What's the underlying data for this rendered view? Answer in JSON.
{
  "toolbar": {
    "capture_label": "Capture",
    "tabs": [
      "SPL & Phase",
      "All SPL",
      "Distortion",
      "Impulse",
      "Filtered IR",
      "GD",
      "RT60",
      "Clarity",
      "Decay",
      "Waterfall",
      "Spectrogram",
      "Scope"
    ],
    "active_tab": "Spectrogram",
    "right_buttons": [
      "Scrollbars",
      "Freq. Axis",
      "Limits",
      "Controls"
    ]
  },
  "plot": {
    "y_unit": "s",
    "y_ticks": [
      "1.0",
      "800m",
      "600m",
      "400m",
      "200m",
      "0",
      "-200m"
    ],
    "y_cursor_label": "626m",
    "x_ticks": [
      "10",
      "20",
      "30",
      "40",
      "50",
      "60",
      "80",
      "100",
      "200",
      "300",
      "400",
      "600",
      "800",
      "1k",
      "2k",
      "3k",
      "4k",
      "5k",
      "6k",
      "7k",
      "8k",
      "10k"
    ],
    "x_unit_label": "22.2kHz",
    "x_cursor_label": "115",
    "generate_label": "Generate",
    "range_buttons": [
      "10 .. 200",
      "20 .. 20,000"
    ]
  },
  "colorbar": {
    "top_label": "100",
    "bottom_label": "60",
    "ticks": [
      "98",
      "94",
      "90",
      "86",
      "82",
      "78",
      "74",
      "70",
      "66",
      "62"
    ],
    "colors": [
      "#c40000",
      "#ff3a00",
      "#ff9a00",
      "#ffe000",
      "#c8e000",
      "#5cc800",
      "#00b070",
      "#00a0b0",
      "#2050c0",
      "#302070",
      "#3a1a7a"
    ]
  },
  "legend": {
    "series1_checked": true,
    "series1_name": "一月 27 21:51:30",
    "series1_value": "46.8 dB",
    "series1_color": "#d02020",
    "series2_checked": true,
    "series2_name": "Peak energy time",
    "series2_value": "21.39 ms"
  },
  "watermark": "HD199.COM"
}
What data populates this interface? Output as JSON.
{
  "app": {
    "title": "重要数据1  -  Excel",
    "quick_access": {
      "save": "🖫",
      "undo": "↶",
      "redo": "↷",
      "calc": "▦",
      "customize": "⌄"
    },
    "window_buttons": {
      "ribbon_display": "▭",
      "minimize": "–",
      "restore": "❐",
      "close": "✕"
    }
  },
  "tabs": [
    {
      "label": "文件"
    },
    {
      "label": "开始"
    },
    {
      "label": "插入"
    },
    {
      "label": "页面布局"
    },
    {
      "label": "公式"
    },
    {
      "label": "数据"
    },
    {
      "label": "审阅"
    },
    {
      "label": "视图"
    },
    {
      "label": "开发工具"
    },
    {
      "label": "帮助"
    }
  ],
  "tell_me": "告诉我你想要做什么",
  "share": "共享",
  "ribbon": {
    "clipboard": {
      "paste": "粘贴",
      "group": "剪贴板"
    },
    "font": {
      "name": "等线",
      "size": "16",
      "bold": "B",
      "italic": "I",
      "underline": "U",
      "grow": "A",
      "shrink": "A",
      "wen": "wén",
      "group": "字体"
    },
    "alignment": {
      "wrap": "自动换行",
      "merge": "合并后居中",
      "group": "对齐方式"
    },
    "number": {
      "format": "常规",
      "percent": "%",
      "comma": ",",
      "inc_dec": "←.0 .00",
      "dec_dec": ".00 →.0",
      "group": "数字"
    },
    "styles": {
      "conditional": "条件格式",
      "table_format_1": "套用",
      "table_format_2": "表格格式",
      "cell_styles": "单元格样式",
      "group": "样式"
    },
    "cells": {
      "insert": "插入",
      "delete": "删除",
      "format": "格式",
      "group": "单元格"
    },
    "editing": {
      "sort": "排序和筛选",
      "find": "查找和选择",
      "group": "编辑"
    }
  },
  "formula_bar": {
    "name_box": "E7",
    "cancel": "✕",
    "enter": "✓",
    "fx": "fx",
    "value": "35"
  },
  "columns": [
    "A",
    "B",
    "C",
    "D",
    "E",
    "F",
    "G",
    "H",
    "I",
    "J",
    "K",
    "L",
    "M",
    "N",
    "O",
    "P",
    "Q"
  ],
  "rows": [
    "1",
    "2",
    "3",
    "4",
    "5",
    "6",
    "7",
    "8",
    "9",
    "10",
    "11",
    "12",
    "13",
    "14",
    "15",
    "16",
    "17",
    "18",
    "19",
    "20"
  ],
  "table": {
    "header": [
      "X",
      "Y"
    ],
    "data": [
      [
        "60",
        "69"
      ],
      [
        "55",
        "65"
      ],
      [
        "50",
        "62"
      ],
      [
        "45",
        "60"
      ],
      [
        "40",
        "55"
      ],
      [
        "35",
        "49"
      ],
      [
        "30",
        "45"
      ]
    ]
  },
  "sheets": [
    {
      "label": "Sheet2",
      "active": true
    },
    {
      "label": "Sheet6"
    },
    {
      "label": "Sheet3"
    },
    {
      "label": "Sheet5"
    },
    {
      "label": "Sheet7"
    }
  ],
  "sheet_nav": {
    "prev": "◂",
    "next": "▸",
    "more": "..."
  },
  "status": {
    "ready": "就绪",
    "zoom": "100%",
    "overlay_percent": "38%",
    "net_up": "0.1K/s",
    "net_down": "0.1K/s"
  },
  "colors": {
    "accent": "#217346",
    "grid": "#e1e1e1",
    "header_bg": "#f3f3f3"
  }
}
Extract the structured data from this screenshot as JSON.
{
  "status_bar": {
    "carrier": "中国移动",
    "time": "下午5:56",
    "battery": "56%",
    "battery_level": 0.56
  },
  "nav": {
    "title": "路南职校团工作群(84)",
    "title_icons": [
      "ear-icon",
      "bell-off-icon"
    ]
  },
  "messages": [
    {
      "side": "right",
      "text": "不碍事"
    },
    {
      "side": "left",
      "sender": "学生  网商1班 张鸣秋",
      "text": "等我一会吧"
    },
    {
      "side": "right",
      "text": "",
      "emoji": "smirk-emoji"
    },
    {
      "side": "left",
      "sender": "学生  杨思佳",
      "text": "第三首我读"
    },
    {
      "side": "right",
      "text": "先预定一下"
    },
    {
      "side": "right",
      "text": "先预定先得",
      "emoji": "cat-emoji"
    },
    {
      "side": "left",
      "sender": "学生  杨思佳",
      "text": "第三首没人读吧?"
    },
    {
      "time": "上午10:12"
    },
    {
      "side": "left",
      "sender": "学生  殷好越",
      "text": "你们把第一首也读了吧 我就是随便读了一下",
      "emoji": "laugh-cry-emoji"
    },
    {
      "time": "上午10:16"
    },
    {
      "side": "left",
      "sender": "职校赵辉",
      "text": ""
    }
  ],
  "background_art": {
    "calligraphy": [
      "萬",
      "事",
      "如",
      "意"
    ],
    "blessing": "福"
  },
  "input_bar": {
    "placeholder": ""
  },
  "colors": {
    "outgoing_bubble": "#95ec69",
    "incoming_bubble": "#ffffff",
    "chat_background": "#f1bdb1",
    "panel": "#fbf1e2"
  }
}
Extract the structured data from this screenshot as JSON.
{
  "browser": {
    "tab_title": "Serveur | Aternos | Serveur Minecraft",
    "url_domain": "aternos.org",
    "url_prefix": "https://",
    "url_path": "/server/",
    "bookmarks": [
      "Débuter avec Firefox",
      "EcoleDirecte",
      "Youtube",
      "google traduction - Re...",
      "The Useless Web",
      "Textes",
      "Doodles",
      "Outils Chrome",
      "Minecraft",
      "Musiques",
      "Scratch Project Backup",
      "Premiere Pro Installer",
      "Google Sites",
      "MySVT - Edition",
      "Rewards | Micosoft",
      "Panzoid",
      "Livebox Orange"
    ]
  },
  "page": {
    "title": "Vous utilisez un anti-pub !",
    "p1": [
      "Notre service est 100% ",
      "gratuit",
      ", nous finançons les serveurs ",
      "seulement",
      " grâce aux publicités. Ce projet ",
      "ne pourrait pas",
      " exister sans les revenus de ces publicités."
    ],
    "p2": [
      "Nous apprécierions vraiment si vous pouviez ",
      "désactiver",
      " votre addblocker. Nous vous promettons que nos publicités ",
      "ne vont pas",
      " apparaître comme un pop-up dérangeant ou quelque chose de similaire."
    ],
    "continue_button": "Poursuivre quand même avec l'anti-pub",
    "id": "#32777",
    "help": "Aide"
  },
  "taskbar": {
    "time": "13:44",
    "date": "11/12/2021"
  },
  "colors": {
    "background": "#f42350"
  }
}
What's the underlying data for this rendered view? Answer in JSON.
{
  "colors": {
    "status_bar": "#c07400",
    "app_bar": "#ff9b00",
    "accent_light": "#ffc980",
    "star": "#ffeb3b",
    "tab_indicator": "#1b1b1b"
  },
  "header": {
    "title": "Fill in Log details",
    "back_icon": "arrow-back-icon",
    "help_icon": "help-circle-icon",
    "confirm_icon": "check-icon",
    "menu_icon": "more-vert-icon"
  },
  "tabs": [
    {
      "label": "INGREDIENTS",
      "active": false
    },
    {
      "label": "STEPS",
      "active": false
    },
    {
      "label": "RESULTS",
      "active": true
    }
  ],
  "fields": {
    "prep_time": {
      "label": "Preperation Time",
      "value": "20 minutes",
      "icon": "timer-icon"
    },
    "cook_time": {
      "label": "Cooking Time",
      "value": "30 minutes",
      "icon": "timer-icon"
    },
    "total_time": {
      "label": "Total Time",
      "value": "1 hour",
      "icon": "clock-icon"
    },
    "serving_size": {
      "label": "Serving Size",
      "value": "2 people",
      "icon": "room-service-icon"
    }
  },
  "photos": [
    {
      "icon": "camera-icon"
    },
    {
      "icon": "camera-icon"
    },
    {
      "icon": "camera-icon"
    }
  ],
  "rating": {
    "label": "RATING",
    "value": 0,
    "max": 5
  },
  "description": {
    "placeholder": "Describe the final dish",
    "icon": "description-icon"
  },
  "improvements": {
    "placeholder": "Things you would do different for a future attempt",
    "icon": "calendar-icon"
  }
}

::::

### Your objective
Scan the material line by line and report each one that contains "anti".

### Solution to this problem
    "title": "Vous utilisez un anti-pub !",
    "continue_button": "Poursuivre quand même avec l'anti-pub",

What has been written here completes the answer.